Objective: Give back exactly the lines that run from the line containing "Extract the structured" through the end of the listing below. Leave out every other line.
------ Extracted records ------
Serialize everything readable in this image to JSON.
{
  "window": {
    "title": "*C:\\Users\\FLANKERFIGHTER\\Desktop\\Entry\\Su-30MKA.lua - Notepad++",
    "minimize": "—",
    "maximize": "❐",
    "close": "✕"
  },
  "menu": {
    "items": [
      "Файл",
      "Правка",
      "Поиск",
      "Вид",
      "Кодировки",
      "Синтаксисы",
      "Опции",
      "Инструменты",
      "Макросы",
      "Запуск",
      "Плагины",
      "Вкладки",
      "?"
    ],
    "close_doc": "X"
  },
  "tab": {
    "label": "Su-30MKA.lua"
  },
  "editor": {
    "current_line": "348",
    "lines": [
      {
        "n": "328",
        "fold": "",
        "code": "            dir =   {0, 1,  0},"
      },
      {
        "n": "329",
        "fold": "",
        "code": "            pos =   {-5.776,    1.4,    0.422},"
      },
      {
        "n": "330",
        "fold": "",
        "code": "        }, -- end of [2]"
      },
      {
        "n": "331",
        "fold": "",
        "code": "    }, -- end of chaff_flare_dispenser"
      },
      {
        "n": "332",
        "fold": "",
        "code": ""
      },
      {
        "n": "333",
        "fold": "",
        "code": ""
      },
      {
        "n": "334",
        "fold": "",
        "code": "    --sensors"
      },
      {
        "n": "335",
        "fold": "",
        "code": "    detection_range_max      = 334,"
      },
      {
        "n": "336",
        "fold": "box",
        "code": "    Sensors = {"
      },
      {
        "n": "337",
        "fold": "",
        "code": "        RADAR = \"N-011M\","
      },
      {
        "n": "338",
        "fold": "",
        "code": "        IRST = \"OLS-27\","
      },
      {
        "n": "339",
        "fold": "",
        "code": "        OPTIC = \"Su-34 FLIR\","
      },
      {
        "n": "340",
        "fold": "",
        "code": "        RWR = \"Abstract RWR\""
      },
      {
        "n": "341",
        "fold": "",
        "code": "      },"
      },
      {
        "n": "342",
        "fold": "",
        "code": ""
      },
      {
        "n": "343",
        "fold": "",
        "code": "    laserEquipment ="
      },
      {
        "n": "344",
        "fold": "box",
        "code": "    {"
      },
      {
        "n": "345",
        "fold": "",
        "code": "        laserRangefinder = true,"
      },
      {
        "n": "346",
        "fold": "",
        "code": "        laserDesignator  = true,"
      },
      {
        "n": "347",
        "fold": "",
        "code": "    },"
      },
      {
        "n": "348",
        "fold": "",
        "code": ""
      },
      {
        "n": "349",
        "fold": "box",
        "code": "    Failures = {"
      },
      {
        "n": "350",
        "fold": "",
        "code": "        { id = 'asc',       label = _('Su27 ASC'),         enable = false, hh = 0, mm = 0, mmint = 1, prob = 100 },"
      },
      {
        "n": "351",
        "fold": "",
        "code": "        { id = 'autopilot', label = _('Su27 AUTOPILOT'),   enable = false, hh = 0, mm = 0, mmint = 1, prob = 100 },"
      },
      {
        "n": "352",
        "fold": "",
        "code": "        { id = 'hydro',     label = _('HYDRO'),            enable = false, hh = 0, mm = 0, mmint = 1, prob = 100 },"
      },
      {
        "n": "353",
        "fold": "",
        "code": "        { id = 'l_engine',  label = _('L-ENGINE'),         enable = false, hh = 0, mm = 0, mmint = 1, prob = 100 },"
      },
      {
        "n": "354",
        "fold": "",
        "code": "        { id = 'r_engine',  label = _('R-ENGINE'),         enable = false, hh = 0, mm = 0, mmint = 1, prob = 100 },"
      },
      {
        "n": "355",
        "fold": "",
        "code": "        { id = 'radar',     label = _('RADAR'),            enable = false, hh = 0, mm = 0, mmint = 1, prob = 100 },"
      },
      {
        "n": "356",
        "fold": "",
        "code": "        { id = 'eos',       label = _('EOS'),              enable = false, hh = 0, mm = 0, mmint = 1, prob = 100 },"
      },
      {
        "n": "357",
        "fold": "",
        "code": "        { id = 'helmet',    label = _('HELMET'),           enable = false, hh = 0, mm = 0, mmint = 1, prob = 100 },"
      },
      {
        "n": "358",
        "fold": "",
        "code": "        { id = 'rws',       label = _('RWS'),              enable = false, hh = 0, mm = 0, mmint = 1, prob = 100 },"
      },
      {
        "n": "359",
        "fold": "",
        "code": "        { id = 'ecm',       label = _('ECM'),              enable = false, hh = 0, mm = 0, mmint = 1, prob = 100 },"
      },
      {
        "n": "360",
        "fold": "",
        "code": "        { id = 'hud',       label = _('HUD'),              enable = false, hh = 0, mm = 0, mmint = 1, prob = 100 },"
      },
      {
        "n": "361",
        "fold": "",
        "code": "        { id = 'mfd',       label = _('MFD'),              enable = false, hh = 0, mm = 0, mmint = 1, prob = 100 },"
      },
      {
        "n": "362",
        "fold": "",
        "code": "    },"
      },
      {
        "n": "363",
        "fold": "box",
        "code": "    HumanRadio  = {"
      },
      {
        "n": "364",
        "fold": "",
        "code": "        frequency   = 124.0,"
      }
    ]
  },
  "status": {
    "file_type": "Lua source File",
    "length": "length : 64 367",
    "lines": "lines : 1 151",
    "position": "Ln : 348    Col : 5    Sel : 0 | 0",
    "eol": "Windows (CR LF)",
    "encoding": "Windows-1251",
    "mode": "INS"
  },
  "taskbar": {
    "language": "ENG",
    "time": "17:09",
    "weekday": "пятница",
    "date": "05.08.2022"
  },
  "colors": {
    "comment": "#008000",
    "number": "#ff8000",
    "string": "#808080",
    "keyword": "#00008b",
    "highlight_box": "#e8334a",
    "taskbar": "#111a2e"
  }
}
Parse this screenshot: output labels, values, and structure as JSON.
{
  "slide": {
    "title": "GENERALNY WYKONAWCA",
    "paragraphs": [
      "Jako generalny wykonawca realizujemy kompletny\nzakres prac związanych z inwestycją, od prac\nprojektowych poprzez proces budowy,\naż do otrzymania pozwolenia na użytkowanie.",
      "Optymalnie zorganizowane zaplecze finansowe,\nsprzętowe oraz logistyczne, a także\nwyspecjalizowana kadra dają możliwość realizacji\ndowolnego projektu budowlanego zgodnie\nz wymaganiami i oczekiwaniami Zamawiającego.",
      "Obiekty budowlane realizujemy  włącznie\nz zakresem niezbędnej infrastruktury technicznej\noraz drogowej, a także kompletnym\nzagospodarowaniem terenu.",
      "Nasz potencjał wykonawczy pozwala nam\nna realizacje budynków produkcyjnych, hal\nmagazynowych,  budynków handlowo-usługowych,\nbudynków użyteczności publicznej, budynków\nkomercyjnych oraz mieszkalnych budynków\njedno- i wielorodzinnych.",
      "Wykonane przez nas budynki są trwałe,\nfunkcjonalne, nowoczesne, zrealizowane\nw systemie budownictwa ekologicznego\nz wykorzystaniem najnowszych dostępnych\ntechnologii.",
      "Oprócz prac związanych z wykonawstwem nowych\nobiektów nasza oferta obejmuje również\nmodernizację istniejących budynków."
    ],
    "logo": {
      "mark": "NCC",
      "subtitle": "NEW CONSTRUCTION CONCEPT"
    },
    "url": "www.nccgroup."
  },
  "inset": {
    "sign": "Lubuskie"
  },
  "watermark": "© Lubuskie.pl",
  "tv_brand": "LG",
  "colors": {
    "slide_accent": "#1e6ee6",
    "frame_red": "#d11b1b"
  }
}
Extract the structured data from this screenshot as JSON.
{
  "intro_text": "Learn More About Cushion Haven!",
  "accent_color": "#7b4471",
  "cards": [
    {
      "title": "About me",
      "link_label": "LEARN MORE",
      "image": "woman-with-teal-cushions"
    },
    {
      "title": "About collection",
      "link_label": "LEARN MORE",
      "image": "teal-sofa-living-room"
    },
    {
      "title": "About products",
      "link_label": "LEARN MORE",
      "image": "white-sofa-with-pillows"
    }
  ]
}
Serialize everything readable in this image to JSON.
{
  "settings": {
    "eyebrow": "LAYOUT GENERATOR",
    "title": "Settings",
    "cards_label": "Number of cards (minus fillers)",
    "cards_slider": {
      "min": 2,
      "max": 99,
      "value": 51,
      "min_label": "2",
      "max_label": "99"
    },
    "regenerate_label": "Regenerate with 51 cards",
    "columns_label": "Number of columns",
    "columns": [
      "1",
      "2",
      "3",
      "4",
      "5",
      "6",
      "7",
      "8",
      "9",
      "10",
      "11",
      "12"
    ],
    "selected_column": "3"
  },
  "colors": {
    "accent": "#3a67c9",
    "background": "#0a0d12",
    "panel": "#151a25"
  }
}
------
Exercise output:
Extract the structured data from this screenshot as JSON.
{
  "intro_text": "Learn More About Cushion Haven!",
  "accent_color": "#7b4471",
  "cards": [
    {
      "title": "About me",
      "link_label": "LEARN MORE",
      "image": "woman-with-teal-cushions"
    },
    {
      "title": "About collection",
      "link_label": "LEARN MORE",
      "image": "teal-sofa-living-room"
    },
    {
      "title": "About products",
      "link_label": "LEARN MORE",
      "image": "white-sofa-with-pillows"
    }
  ]
}
Serialize everything readable in this image to JSON.
{
  "settings": {
    "eyebrow": "LAYOUT GENERATOR",
    "title": "Settings",
    "cards_label": "Number of cards (minus fillers)",
    "cards_slider": {
      "min": 2,
      "max": 99,
      "value": 51,
      "min_label": "2",
      "max_label": "99"
    },
    "regenerate_label": "Regenerate with 51 cards",
    "columns_label": "Number of columns",
    "columns": [
      "1",
      "2",
      "3",
      "4",
      "5",
      "6",
      "7",
      "8",
      "9",
      "10",
      "11",
      "12"
    ],
    "selected_column": "3"
  },
  "colors": {
    "accent": "#3a67c9",
    "background": "#0a0d12",
    "panel": "#151a25"
  }
}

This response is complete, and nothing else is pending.